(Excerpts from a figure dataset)

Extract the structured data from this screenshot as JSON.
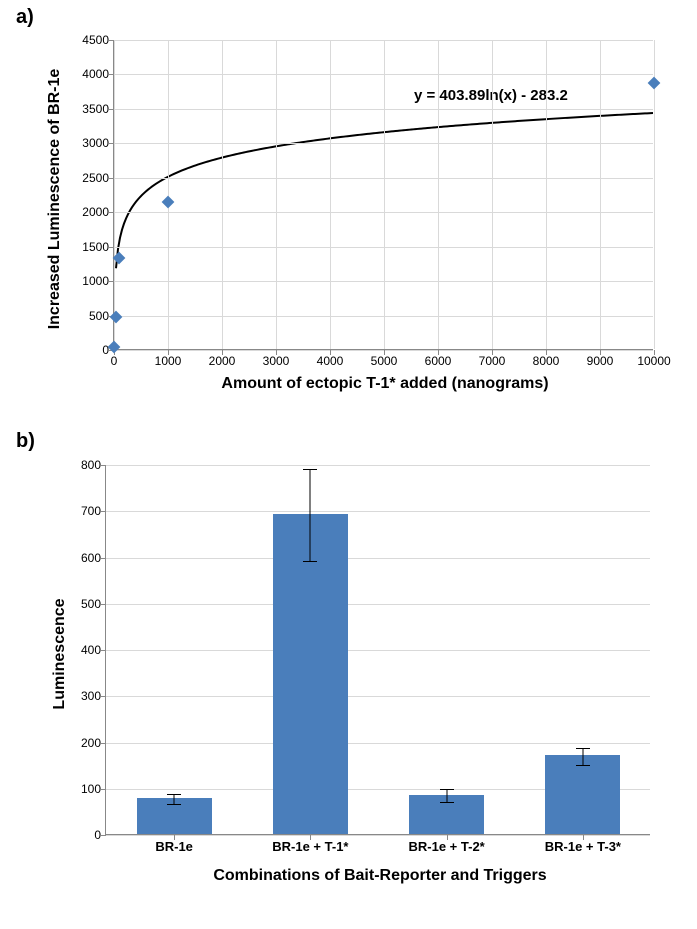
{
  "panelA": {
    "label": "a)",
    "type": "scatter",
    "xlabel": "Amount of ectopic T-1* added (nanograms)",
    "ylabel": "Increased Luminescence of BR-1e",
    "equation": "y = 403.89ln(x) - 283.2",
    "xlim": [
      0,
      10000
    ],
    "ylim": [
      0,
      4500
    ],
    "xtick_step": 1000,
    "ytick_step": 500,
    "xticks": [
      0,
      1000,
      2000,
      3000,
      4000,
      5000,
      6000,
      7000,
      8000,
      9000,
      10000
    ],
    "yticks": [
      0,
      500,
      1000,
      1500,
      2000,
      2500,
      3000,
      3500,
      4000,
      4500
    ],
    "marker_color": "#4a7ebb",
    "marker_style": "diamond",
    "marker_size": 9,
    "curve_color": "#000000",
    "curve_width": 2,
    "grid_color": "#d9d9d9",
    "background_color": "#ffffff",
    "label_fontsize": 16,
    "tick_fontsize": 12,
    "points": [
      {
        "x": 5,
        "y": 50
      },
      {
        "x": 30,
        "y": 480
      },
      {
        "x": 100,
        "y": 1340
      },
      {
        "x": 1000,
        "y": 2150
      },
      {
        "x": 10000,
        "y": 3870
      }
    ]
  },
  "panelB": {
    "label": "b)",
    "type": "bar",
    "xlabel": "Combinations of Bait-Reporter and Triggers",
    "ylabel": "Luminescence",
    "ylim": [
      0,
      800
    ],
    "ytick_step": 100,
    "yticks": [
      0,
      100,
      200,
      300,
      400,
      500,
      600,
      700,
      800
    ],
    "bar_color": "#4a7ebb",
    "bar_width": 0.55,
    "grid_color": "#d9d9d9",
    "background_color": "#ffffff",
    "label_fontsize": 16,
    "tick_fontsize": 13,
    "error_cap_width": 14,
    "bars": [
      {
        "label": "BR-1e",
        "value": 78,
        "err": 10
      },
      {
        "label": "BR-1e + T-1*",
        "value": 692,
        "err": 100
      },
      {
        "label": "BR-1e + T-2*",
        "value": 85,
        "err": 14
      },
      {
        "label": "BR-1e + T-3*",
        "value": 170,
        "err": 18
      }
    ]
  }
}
==
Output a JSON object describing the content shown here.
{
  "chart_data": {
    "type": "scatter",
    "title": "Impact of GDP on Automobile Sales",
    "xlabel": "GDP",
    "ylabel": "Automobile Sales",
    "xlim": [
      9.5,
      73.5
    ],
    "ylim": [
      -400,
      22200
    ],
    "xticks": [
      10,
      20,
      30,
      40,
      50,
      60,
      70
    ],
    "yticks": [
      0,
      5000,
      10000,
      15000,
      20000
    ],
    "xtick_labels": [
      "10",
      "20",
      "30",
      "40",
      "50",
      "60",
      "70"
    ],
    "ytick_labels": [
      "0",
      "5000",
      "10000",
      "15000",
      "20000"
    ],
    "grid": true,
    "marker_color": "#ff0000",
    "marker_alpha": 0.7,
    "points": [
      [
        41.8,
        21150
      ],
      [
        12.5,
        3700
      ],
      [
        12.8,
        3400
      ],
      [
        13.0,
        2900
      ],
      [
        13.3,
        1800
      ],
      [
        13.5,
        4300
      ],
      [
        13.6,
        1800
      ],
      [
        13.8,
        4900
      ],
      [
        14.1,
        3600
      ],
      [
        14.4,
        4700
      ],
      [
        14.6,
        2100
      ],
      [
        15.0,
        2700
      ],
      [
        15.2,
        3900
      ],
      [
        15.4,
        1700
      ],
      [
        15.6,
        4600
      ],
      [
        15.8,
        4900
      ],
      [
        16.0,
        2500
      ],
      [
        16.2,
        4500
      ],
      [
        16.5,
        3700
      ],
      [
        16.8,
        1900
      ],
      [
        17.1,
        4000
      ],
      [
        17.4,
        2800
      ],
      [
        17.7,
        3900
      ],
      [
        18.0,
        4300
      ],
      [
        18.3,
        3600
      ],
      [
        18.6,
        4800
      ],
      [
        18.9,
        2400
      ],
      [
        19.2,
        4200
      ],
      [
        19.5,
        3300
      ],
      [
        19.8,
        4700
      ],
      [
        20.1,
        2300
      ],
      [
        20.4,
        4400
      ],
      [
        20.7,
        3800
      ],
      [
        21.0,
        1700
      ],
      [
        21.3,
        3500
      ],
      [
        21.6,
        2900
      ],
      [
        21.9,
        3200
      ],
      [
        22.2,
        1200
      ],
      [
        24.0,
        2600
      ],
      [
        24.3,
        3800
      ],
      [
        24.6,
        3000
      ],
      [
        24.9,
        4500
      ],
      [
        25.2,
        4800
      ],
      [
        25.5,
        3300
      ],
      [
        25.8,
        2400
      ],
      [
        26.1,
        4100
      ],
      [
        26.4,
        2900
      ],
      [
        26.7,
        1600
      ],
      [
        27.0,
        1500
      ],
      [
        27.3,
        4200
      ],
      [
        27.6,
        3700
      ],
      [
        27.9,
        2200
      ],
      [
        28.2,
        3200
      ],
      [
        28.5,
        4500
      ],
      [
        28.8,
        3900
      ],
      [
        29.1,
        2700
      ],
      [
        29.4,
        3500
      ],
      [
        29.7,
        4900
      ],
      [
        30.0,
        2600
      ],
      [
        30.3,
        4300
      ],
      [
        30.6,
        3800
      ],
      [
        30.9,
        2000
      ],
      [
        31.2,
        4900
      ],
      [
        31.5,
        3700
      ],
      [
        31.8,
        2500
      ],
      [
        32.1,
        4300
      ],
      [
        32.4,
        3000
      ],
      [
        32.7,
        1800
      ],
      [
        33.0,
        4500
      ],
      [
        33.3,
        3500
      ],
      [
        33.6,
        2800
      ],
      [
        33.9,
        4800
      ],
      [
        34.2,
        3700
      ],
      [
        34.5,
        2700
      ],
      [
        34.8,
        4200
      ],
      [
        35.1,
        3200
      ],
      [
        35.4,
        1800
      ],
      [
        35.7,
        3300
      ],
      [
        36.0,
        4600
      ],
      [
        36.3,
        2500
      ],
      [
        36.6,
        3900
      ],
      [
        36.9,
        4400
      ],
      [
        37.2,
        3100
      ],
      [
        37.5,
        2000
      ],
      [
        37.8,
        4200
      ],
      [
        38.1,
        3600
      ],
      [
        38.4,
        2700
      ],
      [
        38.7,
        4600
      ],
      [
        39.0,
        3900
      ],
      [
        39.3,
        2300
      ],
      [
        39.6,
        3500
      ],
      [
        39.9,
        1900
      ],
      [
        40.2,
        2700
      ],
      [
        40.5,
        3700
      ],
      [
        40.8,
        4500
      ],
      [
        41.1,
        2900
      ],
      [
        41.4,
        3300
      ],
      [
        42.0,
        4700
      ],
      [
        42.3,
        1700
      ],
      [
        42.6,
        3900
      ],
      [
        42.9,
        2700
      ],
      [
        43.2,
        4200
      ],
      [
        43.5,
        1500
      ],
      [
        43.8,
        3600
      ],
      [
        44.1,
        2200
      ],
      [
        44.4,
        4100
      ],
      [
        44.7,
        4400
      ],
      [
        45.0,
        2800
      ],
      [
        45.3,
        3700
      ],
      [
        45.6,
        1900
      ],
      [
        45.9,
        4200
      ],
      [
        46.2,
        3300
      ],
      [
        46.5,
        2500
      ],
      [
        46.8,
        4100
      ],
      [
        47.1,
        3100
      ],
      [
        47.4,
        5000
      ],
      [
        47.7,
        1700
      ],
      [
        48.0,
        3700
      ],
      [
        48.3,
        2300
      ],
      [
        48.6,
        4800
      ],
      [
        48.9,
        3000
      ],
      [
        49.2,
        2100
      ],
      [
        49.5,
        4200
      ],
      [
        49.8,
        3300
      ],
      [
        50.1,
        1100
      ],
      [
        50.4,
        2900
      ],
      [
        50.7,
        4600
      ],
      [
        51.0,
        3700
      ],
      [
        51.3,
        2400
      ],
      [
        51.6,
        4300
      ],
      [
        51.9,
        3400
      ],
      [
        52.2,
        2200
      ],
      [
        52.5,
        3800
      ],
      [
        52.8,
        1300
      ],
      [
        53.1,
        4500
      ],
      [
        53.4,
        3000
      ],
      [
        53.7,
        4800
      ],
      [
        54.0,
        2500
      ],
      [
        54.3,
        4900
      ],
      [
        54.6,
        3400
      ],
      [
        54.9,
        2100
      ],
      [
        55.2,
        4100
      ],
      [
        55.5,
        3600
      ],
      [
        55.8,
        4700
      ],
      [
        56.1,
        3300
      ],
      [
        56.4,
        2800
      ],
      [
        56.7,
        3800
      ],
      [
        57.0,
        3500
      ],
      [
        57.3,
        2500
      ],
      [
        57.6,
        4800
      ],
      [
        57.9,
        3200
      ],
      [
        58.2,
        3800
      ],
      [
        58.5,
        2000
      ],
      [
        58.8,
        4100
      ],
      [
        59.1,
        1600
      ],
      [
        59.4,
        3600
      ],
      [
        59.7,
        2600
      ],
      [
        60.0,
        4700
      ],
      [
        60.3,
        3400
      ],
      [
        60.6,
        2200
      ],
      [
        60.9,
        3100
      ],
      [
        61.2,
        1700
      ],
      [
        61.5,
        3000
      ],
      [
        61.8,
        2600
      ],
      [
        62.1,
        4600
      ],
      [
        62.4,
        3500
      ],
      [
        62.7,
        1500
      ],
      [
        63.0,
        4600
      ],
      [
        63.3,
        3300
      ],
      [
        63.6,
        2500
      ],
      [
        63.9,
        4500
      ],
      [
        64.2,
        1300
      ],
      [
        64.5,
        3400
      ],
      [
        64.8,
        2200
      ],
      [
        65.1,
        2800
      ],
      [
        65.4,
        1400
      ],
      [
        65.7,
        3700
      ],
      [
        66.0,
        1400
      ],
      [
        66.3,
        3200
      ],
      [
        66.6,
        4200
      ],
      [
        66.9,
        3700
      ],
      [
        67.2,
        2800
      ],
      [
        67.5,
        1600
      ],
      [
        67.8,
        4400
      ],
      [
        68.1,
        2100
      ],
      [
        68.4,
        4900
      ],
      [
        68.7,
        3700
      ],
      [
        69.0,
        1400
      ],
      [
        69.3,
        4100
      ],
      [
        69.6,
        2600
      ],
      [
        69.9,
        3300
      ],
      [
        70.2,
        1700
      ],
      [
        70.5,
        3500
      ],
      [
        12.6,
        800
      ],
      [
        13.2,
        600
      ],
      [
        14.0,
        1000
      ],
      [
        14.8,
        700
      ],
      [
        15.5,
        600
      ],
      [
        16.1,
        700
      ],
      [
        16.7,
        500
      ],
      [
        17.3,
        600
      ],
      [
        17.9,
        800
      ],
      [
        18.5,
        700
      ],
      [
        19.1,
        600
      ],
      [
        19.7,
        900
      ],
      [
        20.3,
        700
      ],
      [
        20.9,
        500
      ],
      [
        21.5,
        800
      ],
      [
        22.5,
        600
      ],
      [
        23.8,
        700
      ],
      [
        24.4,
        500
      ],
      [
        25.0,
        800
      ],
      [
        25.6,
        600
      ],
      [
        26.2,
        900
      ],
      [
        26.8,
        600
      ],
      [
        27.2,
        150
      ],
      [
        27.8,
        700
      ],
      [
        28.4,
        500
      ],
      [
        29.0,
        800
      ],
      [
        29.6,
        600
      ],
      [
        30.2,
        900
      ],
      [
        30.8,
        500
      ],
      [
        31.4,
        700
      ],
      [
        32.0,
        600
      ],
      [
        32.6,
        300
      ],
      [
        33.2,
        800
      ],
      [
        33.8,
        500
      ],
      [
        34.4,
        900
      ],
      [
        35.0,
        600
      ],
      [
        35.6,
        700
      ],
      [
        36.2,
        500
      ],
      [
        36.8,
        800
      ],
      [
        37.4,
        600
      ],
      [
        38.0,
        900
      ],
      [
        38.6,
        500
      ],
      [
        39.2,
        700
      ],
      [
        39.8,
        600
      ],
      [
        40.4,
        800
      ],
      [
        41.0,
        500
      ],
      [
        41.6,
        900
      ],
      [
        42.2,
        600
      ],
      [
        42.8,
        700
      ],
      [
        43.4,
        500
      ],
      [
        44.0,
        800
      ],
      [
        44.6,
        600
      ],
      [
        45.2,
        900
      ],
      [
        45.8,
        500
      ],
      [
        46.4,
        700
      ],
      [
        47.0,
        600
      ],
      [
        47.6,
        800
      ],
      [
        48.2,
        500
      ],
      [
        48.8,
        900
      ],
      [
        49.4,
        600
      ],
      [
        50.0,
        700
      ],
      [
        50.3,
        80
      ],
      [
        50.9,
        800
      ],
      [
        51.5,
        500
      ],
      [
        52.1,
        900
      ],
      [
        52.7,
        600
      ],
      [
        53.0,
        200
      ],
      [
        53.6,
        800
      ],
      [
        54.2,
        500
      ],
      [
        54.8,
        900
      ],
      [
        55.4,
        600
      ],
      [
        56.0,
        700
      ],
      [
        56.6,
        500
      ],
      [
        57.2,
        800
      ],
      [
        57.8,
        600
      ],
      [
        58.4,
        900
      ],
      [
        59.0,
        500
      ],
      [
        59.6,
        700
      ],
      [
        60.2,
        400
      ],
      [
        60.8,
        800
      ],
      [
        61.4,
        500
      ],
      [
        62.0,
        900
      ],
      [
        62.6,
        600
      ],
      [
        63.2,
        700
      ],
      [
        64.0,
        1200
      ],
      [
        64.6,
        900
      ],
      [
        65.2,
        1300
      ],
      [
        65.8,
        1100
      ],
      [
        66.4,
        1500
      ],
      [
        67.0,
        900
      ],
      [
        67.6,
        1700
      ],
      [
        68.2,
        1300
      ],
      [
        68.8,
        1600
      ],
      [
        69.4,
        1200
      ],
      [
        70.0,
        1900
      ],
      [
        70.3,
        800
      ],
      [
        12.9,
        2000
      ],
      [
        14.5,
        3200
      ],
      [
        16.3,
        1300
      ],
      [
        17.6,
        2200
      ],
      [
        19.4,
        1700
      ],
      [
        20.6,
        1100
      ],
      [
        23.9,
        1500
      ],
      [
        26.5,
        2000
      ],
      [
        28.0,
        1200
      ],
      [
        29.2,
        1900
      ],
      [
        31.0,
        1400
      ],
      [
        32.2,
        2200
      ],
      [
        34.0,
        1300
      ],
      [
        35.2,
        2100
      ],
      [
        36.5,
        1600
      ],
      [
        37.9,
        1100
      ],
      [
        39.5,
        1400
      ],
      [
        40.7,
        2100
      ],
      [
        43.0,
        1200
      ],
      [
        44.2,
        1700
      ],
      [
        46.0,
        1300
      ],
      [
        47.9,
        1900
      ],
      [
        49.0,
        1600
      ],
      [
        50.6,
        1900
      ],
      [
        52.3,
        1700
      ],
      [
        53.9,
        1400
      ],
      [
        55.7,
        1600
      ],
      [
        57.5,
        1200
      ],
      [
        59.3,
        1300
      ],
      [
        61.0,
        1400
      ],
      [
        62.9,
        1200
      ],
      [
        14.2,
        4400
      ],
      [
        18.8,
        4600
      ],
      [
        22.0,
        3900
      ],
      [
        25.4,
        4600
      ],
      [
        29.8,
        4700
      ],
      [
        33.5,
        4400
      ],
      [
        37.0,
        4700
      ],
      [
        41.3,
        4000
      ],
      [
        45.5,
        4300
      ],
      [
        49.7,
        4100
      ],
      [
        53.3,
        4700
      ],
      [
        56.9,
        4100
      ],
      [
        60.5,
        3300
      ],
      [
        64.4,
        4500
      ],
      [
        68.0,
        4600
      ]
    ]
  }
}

What you are asked to do: Gather and return every line that holds the string "Luminescence".

Exercise solution:
    "ylabel": "Increased Luminescence of BR-1e",
    "ylabel": "Luminescence",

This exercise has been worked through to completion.